— FRAGMENTO DEL DOCUMENTO —
--------

A la felicidad o bienaventuranza se llega, según Jesús,
liberándose voluntariamente de la esclavitud del dinero, un dios que exige
idolatría y que cierra el corazón humano al amor solidario y, al mismo tiempo,
luchando -con el arma de la libertad que genera la pobreza voluntaria- contra
la pobreza forzosa y material que hunde al hombre en la miseria y le cierra el
paso a su desarrollo humano. ¡No de otra forma!
Si
el mensaje de Jesús es una buena noticia para los pobres, entonces los ricos y
poderosos, tanto como los frívolos de conciencia que insisten en su condición y
conducta, sólo pueden escucharlo como una amenaza a sus egoístas intereses
inmediatos y a su salvación futura.
La riqueza es idolatría y por eso es imposible la salvación.
Es idolatría porque Dios es Justicia y la riqueza -como apropiación excluyente
de la creación- es injusticia. Es idolatría porque es servicio a un falso dios
y porque la absolutización de una verdad parcial (la bendición de Dios
interpretada en la abundancia, siendo como es, una simple mediación de Éste)
termina por suplantarlo.
Precisamente por ser idolatría, esta riqueza no hace
crecer al hombre sino que lo destruye; el ídolo es siempre creador de muerte.
Sólo Dios es fuente de humanidad y vida. Para la Biblia, la idolatría no es
sólo adorar “otros dioses” sino sobre todo adorar “la obra de las propias
manos”. Sin la renuncia a esa riqueza es imposible que el rico se salve. Es
imposible por la dinámica fatal a la que somete el ídolo; la riqueza impide
crecer, ahoga toda semilla del Reino (Mt. 13; 22). Es más, el rico no escuchará
ni a un muerto que resucite para avisarle (Lc. 16; 30-31). Y hace imposible la
salvación porque el ídolo no salva nunca.
La
pobreza de espíritu sólo podrá entenderse como “desprendimiento del corazón” en
situaciones de igualdad social. Mientras que en situaciones de desigualdad, ¡es
tan imposible que un rico sea a la vez “pobre de espíritu” como que “un camello
pase por el ojo de una aguja”!... Un pobre puede ser ávido de espíritu
(idolatrar la riqueza que no tiene) o, sin más, rico en espíritu (por ejercer
los valores del Reino); pero un rico no puede ser, sin más, “pobre de
espíritu”. La pretensión del puro “desprendimiento interior” vale tanto como el
lavado de manos de Pilatos ante Jesús.

--------

— INFORMACIÓN EXTRAÍDA —
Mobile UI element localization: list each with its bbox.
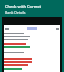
staticText: Check with Correct — [5, 4, 42, 9]
button[interactable]: Check with Correct — [0, 0, 64, 17]
staticText: Bank Details — [5, 10, 26, 15]
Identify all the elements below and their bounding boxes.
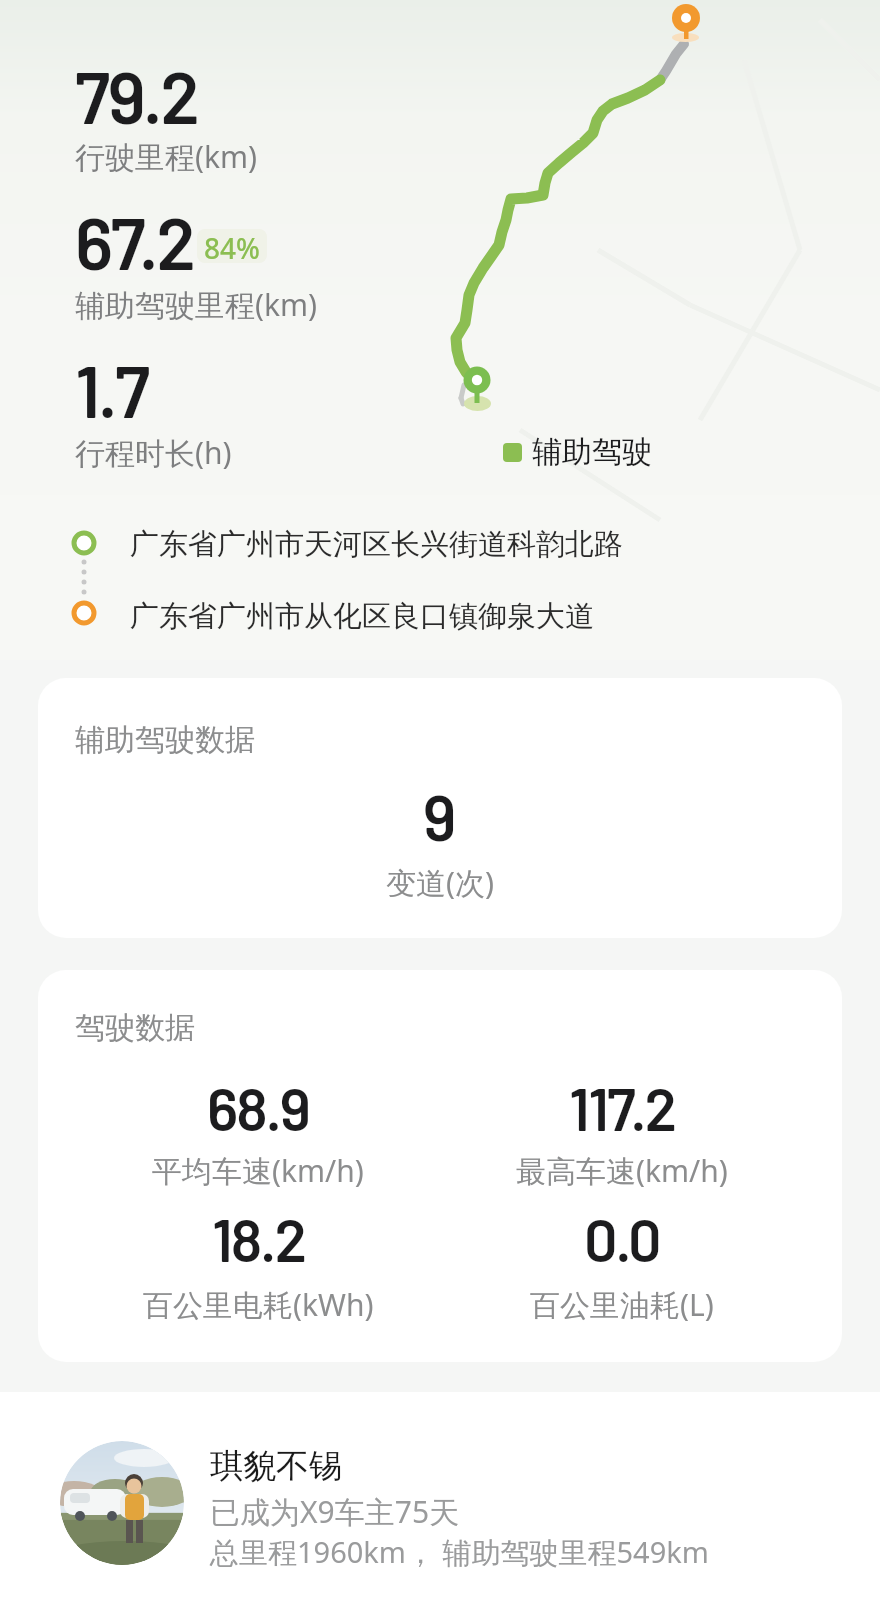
staticText: 最高车速(km/h) (516, 1150, 728, 1191)
staticText: 行驶里程(km) (75, 136, 258, 177)
staticText: 辅助驾驶 (532, 433, 652, 471)
staticText: 68.9 (207, 1072, 309, 1143)
staticText: 总里程1960km， 辅助驾驶里程549km (210, 1532, 709, 1572)
button[interactable]: 驾驶数据 (38, 970, 842, 1362)
staticText: 84% (204, 229, 260, 263)
button[interactable]: 辅助驾驶数据 (38, 678, 842, 938)
staticText: 百公里电耗(kWh) (143, 1284, 374, 1325)
staticText: 平均车速(km/h) (152, 1150, 364, 1191)
staticText: 辅助驾驶里程(km) (75, 284, 318, 325)
staticText: 变道(次) (386, 862, 494, 903)
staticText: 0.0 (584, 1203, 660, 1274)
staticText: 广东省广州市从化区良口镇御泉大道 (130, 598, 594, 635)
staticText: 行程时长(h) (75, 432, 232, 473)
staticText: 百公里油耗(L) (530, 1284, 714, 1325)
staticText: 已成为X9车主75天 (210, 1491, 460, 1532)
staticText: 辅助驾驶数据 (75, 721, 255, 759)
staticText: 琪貌不锡 (210, 1445, 342, 1487)
staticText: 79.2 (75, 52, 198, 138)
staticText: 1.7 (75, 346, 148, 432)
staticText: 117.2 (569, 1072, 675, 1143)
staticText: 广东省广州市天河区长兴街道科韵北路 (130, 526, 623, 563)
staticText: 9 (423, 778, 457, 854)
staticText: 67.2 (75, 198, 194, 284)
staticText: 驾驶数据 (75, 1009, 195, 1047)
button[interactable]: 琪貌不锡 (0, 1392, 880, 1615)
staticText: 18.2 (212, 1203, 305, 1274)
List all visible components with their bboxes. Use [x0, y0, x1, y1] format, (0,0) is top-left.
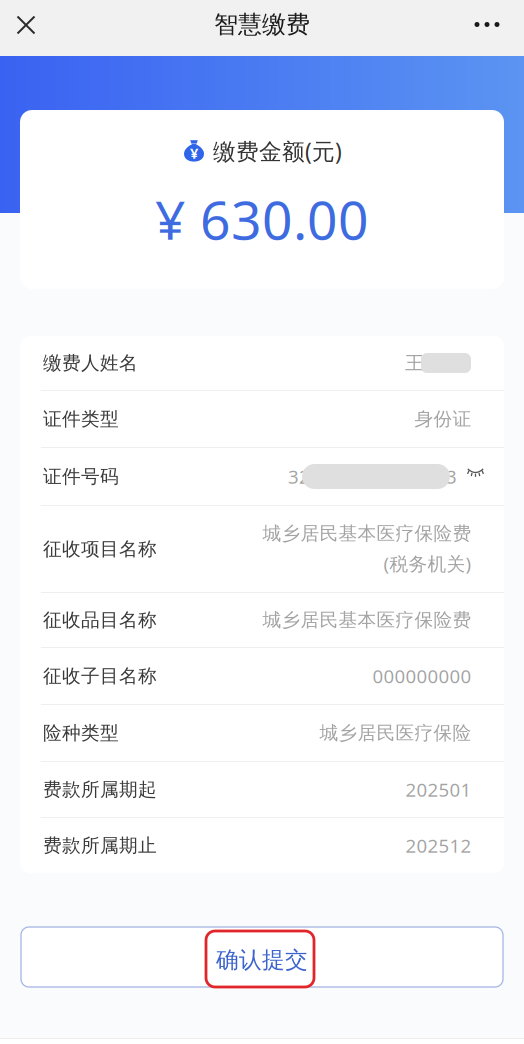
staticText: ¥ 630.00	[155, 184, 369, 254]
staticText: 缴费人姓名	[43, 352, 138, 374]
staticText: 险种类型	[43, 722, 119, 744]
staticText: 确认提交	[216, 946, 308, 974]
staticText: 缴费金额(元)	[213, 136, 342, 166]
button[interactable]: Close	[0, 3, 52, 53]
staticText: 202512	[405, 833, 471, 858]
staticText: 征收品目名称	[43, 608, 157, 631]
staticText: 王	[405, 352, 424, 374]
staticText: 城乡居民基本医疗保险费 (税务机关)	[262, 522, 471, 576]
button[interactable]: 确认提交	[0, 927, 524, 987]
staticText: 32	[288, 464, 310, 489]
staticText: 征收子目名称	[43, 664, 157, 687]
staticText: 3	[446, 464, 457, 489]
staticText: 征收项目名称	[43, 538, 157, 560]
staticText: 费款所属期起	[43, 778, 157, 801]
staticText: 证件类型	[43, 408, 119, 430]
staticText: 证件号码	[43, 465, 119, 488]
staticText: 202501	[405, 777, 471, 802]
staticText: 身份证	[414, 408, 471, 430]
staticText: ¥	[190, 143, 198, 163]
staticText: 城乡居民基本医疗保险费	[262, 608, 471, 631]
staticText: 费款所属期止	[43, 834, 157, 857]
button[interactable]: More options	[450, 2, 524, 54]
staticText: 智慧缴费	[214, 10, 310, 39]
staticText: 000000000	[372, 664, 471, 688]
staticText: 城乡居民医疗保险	[319, 722, 471, 744]
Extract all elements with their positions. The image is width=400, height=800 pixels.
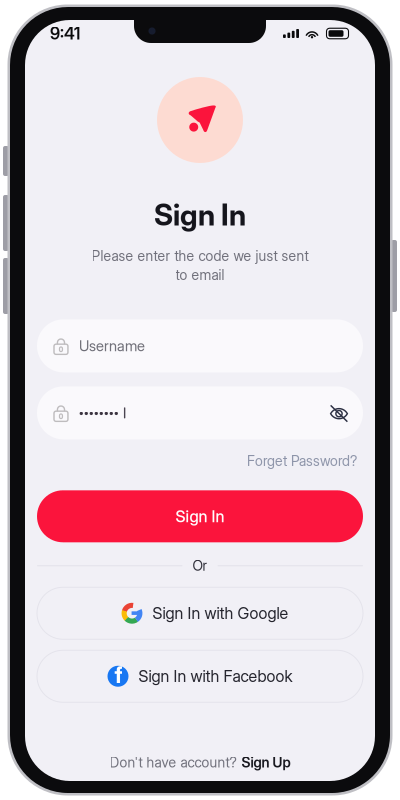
staticText: Username (79, 337, 145, 355)
button[interactable]: Forget Password? (247, 452, 357, 469)
staticText: Or (192, 557, 208, 574)
staticText: Sign In (154, 197, 246, 232)
staticText: Don't have account? (110, 754, 236, 771)
staticText: Sign In with Google (152, 604, 288, 623)
button[interactable]: Don't have account? (110, 754, 290, 771)
staticText: •••••••• (79, 406, 119, 419)
staticText: Forget Password? (247, 452, 357, 469)
button[interactable]: Show password (328, 401, 350, 425)
staticText: 9:41 (50, 23, 80, 44)
staticText: Sign In with Facebook (138, 667, 292, 686)
button[interactable]: f (37, 650, 363, 702)
staticText: f (114, 661, 122, 688)
staticText: Sign Up (242, 754, 290, 771)
staticText: to email (176, 266, 224, 283)
button[interactable]: Sign In with Google (37, 587, 363, 639)
staticText: Sign In (176, 507, 224, 526)
button[interactable]: Sign In (37, 490, 363, 542)
staticText: Please enter the code we just sent (92, 248, 308, 264)
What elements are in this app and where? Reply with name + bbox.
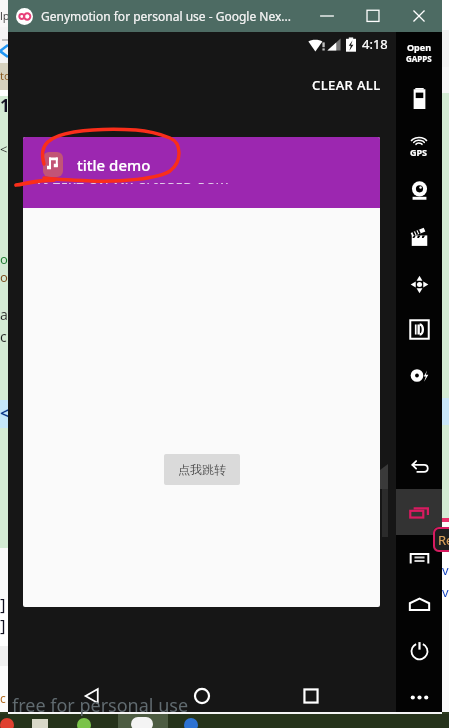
button[interactable]: Screen recorder [396, 214, 442, 260]
staticText: v [442, 561, 449, 579]
button[interactable]: Power [396, 627, 442, 673]
button[interactable]: Back [396, 443, 442, 489]
button[interactable]: Rotate [396, 261, 442, 307]
staticText: c [0, 327, 7, 346]
staticText: 点我跳转 [178, 462, 226, 477]
staticText: Re [438, 531, 449, 549]
button[interactable]: 点我跳转 [164, 454, 240, 485]
staticText: Genymotion for personal use - Google Nex… [41, 8, 291, 24]
staticText: ] [0, 614, 6, 637]
button[interactable]: Home [182, 676, 222, 716]
button[interactable]: Close [396, 0, 442, 32]
staticText: o [0, 268, 8, 286]
staticText: < [0, 140, 8, 158]
button[interactable]: Recent apps [291, 676, 331, 716]
staticText: ] [0, 593, 6, 616]
button[interactable]: Identifiers [396, 306, 442, 352]
staticText: GAPPS [406, 53, 432, 64]
staticText: o [0, 250, 8, 268]
staticText: c [0, 690, 6, 706]
staticText: Open [407, 41, 432, 53]
button[interactable]: Disk IO [396, 352, 442, 398]
staticText: 4:18 [362, 35, 388, 53]
staticText: < [0, 402, 8, 424]
button[interactable]: More [396, 674, 442, 720]
button[interactable]: title demo [23, 137, 380, 607]
button[interactable]: Maximize [350, 0, 396, 32]
staticText: free for personal use [12, 693, 189, 718]
button[interactable]: Recent apps [396, 489, 442, 535]
button[interactable]: CLEAR ALL [306, 72, 387, 98]
staticText: a [0, 305, 8, 324]
staticText: to [0, 68, 8, 83]
button[interactable]: Home [396, 581, 442, 627]
button[interactable]: Camera [396, 167, 442, 213]
staticText: title demo [77, 155, 151, 175]
staticText: lp [0, 8, 8, 23]
button[interactable]: Minimize [304, 0, 350, 32]
button[interactable]: Open [396, 35, 442, 69]
button[interactable]: GPS [396, 130, 442, 164]
button[interactable]: Battery [396, 75, 442, 121]
staticText: AI TEXT ON MY CLIPPED ROW [35, 179, 229, 184]
button[interactable]: Back [72, 676, 112, 716]
staticText: GPS [410, 146, 428, 158]
button[interactable]: Menu [396, 535, 442, 581]
staticText: 1 [0, 94, 8, 117]
staticText: CLEAR ALL [312, 76, 381, 94]
staticText: v [442, 583, 449, 601]
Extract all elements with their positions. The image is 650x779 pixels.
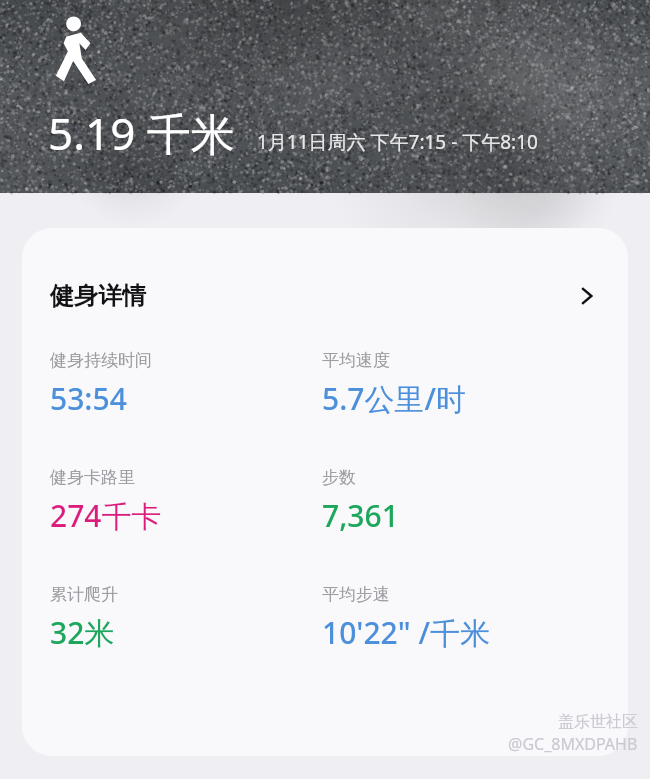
staticText: 健身卡路里	[50, 467, 135, 488]
staticText: 平均速度	[322, 350, 390, 371]
staticText: 健身详情	[50, 281, 146, 311]
staticText: @GC_8MXDPAHB	[508, 733, 638, 755]
staticText: 5.19 千米	[48, 103, 235, 163]
staticText: 10'22" /千米	[322, 612, 490, 653]
staticText: 32米	[50, 612, 115, 653]
button[interactable]: View workout details	[568, 277, 606, 315]
button[interactable]: 健身详情	[22, 268, 628, 324]
staticText: 平均步速	[322, 584, 390, 605]
staticText: 53:54	[50, 378, 127, 419]
staticText: 健身持续时间	[50, 350, 152, 371]
staticText: 7,361	[322, 495, 399, 536]
staticText: 步数	[322, 467, 356, 488]
staticText: 5.7公里/时	[322, 378, 467, 419]
staticText: 274千卡	[50, 495, 162, 536]
staticText: 盖乐世社区	[558, 712, 638, 732]
staticText: 累计爬升	[50, 584, 118, 605]
staticText: 1月11日周六 下午7:15 - 下午8:10	[257, 129, 538, 155]
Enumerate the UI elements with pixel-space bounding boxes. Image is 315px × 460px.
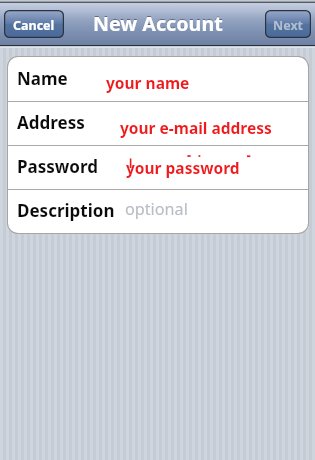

--------

— EJERCICIOS —
A: Enumera todas las expresiones distintas que el fragmento sobre la riqueza pone entre comillas.
B: Actualiza el pasaje del fragmento sobre la riqueza que comienza en "A la felicidad" y llega hasta "de otra forma!", cambiando "dinero" por "lucro".
C: Prosigue el fragmento sobre la riqueza a partir de su última oración.
Las entradas no guardan relación con el fragmento sobre la riqueza.

— RESULTADOS POR TAREA —
A:
- otros dioses
- la obra de las propias manos
- desprendimiento del corazón
- pobre de espíritu
- un camello pase por el ojo de una aguja
- desprendimiento interior

B:
A la felicidad o bienaventuranza se llega, según Jesús,
liberándose voluntariamente de la esclavitud del lucro, un dios que exige
idolatría y que cierra el corazón humano al amor solidario y, al mismo tiempo,
luchando -con el arma de la libertad que genera la pobreza voluntaria- contra
la pobreza forzosa y material que hunde al hombre en la miseria y le cierra el
paso a su desarrollo humano. ¡No de otra forma!

C:
De
ahí que la traducción más adecuada del texto griego de la primera
bienaventuranza propuesta por Juan Mateos sería: “Dichosos los que eligen
ser pobres” (= “los pobres por el espíritu”, esto es, los que han decidido
por propia voluntad ser o hacerse pobres en el sentido obvio de la palabra,
pues el espíritu es para los semitas la facultad o sede de las decisiones) “porque
ellos tienen a Dios por rey”, y prueba de ello es que han sido capaces de
renunciar al dinero -verdadero dios para la inmensa mayoría de la gente de
nuestro mundo-, y no lo han hecho para aumentar la ingente multitud de los
pobres de la tierra, sino para sacar de la pobreza a los que andan sumidos en
ella.
Los
pobres de espíritu del evangelista Mateo son -además de los propios pobres de
Lucas- todos aquellos que los aman, que se identifican y optan por ellos, y que
eligen serlo más allá de una realidad forzada que en sí misma no es virtuosa.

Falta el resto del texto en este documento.